**Exercise**
Find the lines holding the string "heading" in the data, then copy all of them.

begin Given entries

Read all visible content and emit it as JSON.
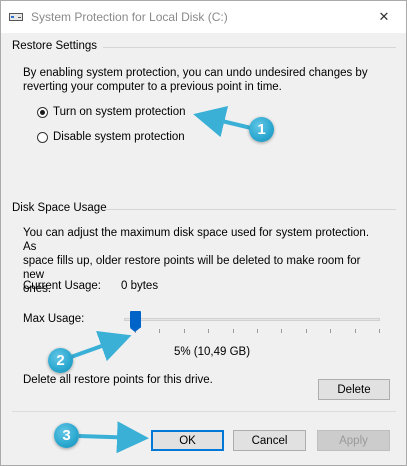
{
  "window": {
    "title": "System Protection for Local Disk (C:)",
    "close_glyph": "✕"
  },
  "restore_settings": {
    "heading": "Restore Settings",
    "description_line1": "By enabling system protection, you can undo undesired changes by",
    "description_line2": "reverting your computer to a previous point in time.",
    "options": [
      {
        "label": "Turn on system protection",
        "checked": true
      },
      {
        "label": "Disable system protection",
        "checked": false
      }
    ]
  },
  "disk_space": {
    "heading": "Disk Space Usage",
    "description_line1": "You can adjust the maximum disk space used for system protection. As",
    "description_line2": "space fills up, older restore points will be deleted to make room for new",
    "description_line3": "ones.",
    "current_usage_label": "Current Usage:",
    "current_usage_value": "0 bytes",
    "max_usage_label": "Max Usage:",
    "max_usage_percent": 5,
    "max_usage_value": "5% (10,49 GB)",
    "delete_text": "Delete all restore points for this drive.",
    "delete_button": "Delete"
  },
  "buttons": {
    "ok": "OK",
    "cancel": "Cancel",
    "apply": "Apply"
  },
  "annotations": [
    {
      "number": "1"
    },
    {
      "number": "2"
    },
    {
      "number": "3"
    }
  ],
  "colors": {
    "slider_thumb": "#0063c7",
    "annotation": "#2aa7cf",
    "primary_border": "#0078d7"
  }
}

end Given entries

**Expected answer**
    "heading": "Restore Settings",
    "heading": "Disk Space Usage",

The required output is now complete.